((
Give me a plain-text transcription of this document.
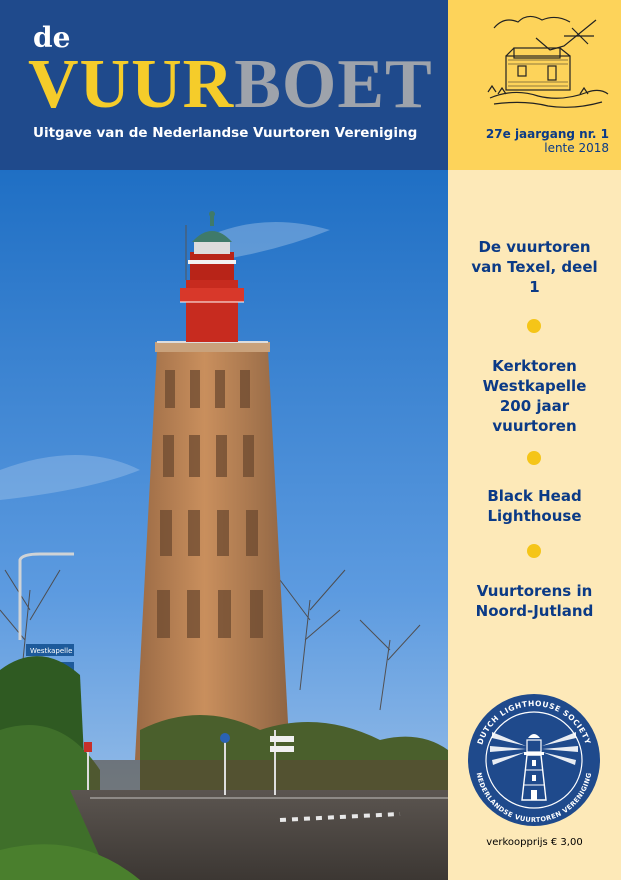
de
VUURBOET
Uitgave van de Nederlandse Vuurtoren Vereniging	27e jaargang nr. 1
lente 2018
Westkapelle
De vuurtoren van Texel, deel 1
Kerktoren Westkapelle 200 jaar vuurtoren
Black Head Lighthouse
Vuurtorens in Noord-Jutland
DUTCH LIGHTHOUSE SOCIETY
NEDERLANDSE VUURTOREN VERENIGING
verkoopprijs € 3,00
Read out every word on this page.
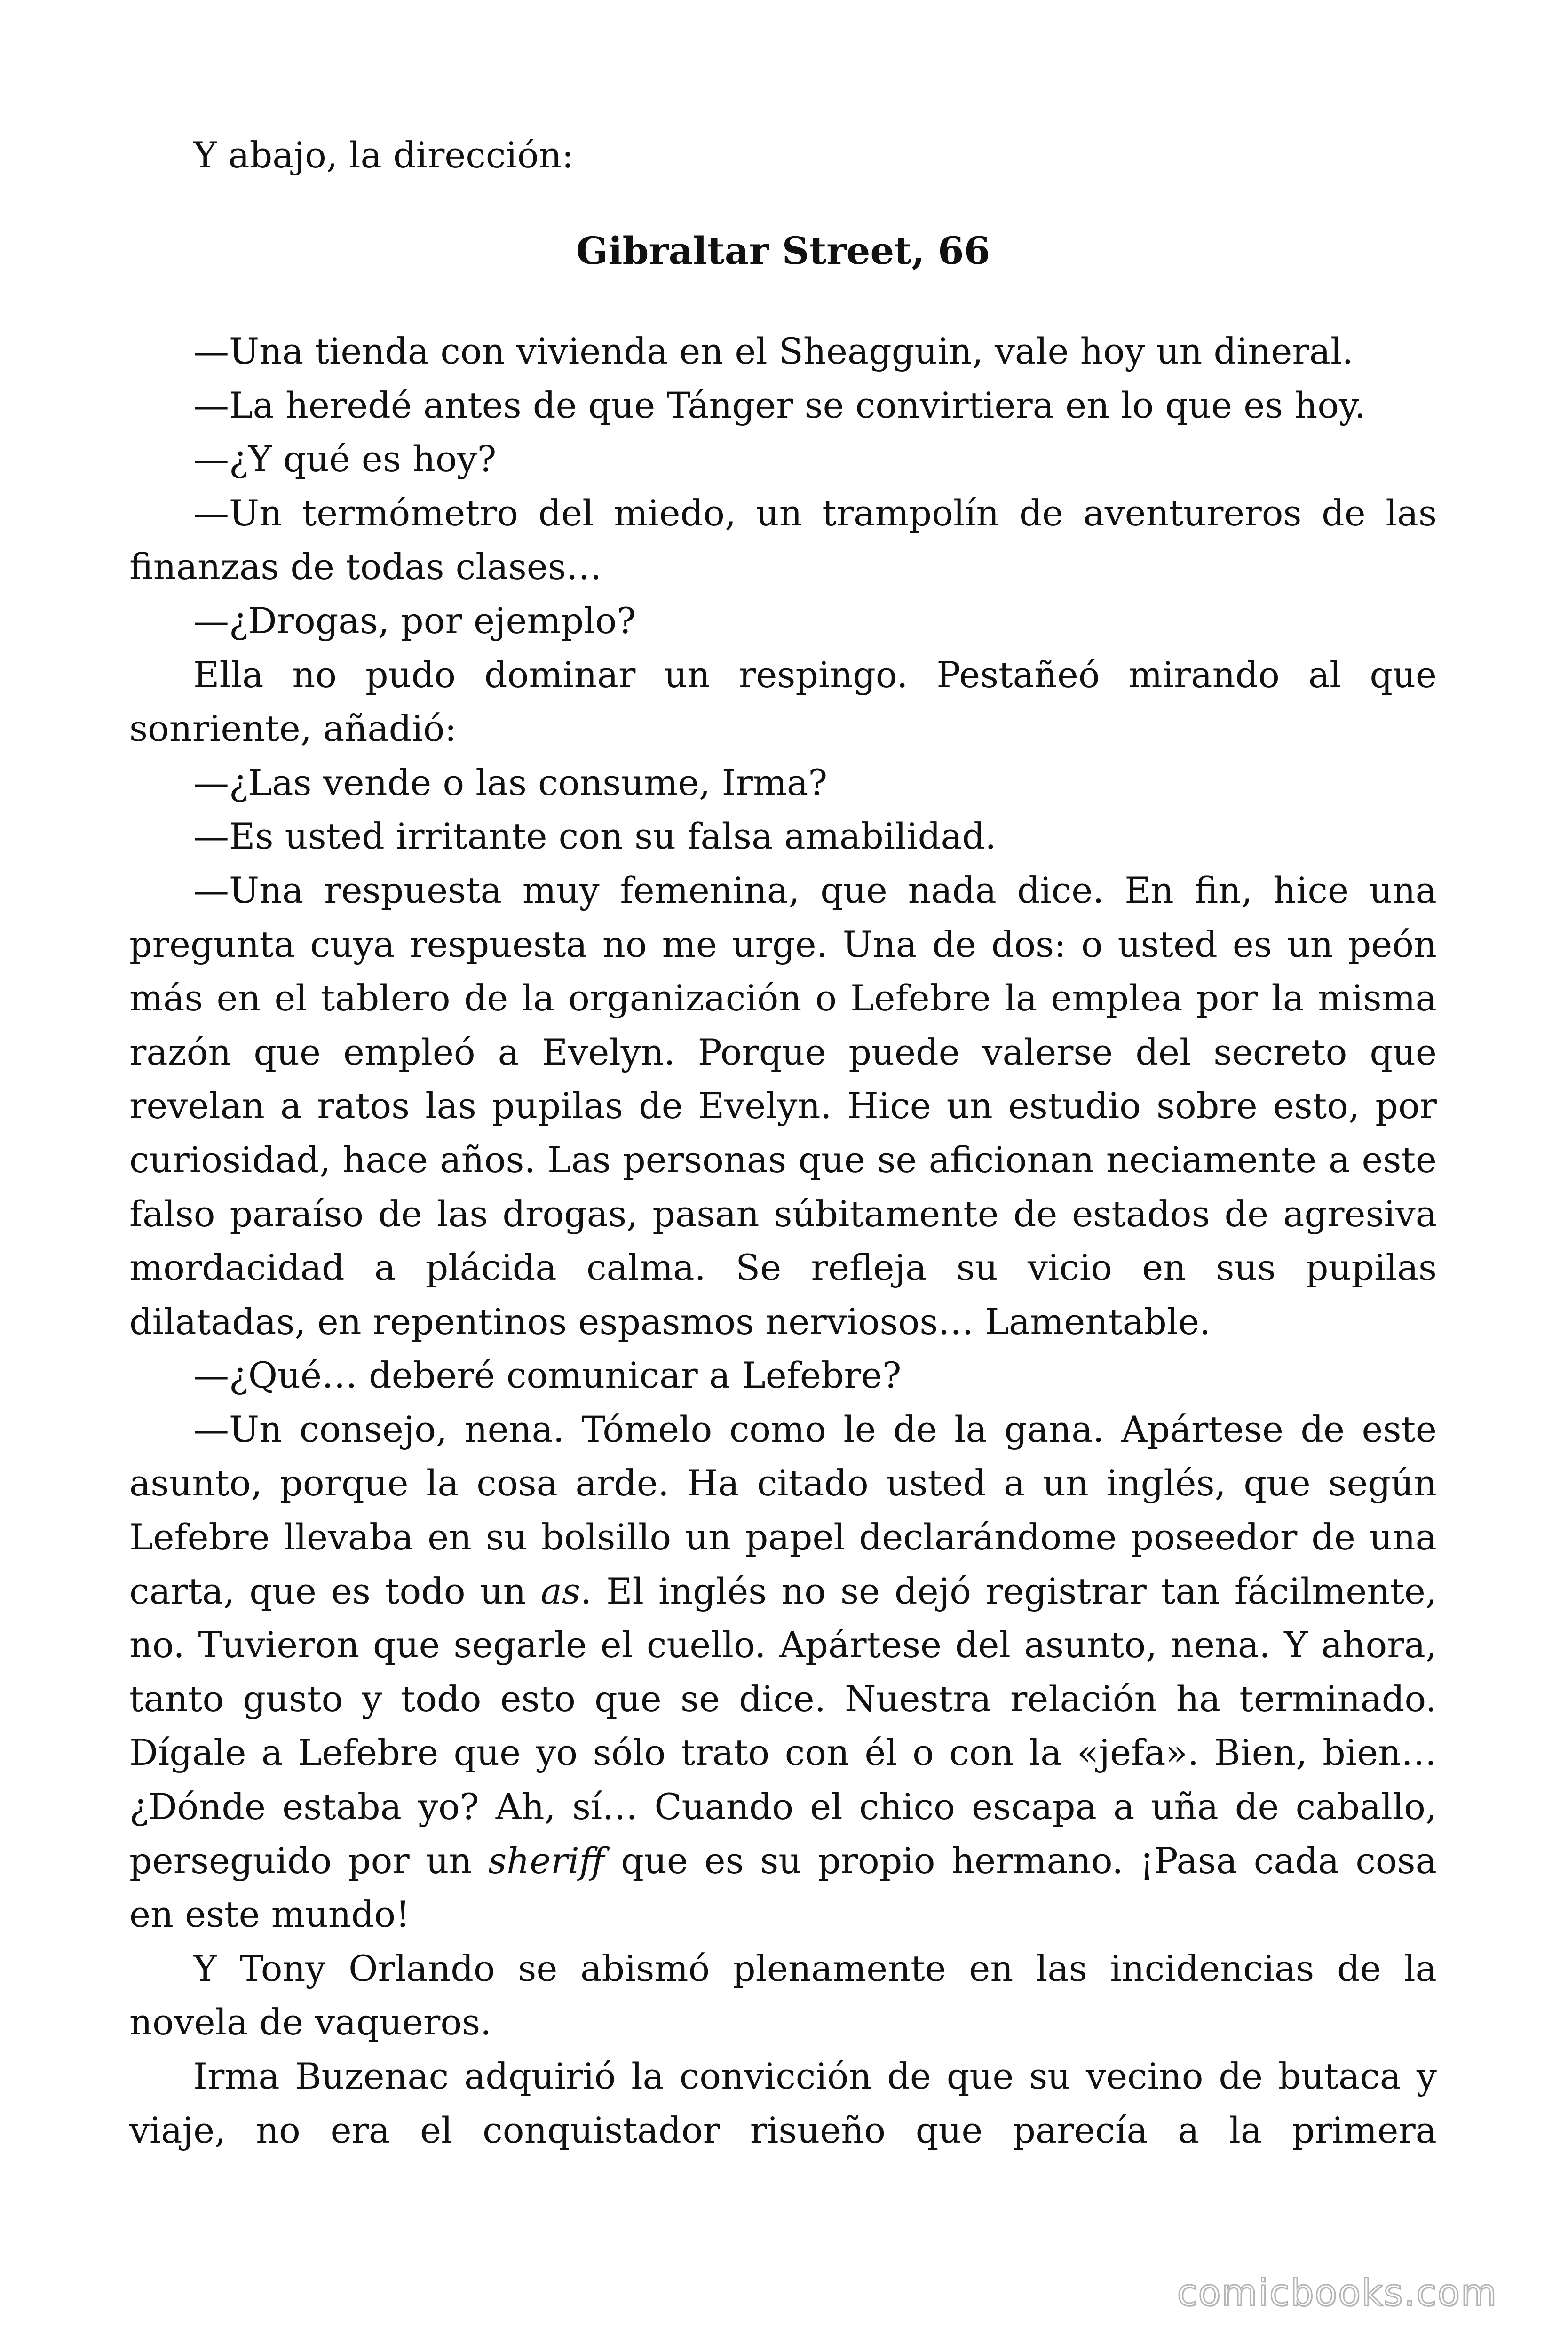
Y abajo, la dirección:

Gibraltar Street, 66

—Una tienda con vivienda en el Sheagguin, vale hoy un dineral.

—La heredé antes de que Tánger se convirtiera en lo que es hoy.

—¿Y qué es hoy?

—Un termómetro del miedo, un trampolín de aventureros de las finanzas de todas clases…

—¿Drogas, por ejemplo?

Ella no pudo dominar un respingo. Pestañeó mirando al que sonriente, añadió:

—¿Las vende o las consume, Irma?

—Es usted irritante con su falsa amabilidad.

—Una respuesta muy femenina, que nada dice. En fin, hice una pregunta cuya respuesta no me urge. Una de dos: o usted es un peón más en el tablero de la organización o Lefebre la emplea por la misma razón que empleó a Evelyn. Porque puede valerse del secreto que revelan a ratos las pupilas de Evelyn. Hice un estudio sobre esto, por curiosidad, hace años. Las personas que se aficionan neciamente a este falso paraíso de las drogas, pasan súbitamente de estados de agresiva mordacidad a plácida calma. Se refleja su vicio en sus pupilas dilatadas, en repentinos espasmos nerviosos… Lamentable.

—¿Qué… deberé comunicar a Lefebre?

—Un consejo, nena. Tómelo como le de la gana. Apártese de este asunto, porque la cosa arde. Ha citado usted a un inglés, que según Lefebre llevaba en su bolsillo un papel declarándome poseedor de una carta, que es todo un as. El inglés no se dejó registrar tan fácilmente, no. Tuvieron que segarle el cuello. Apártese del asunto, nena. Y ahora, tanto gusto y todo esto que se dice. Nuestra relación ha terminado. Dígale a Lefebre que yo sólo trato con él o con la «jefa». Bien, bien… ¿Dónde estaba yo? Ah, sí… Cuando el chico escapa a uña de caballo, perseguido por un sheriff que es su propio hermano. ¡Pasa cada cosa en este mundo!

Y Tony Orlando se abismó plenamente en las incidencias de la novela de vaqueros.

Irma Buzenac adquirió la convicción de que su vecino de butaca y viaje, no era el conquistador risueño que parecía a la primera

comicbooks.com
))
_What you are asked to do_
What is the number of lines in the records that contain the string "Westkapelle"? Give only that number.

_Solution for this exercise_
2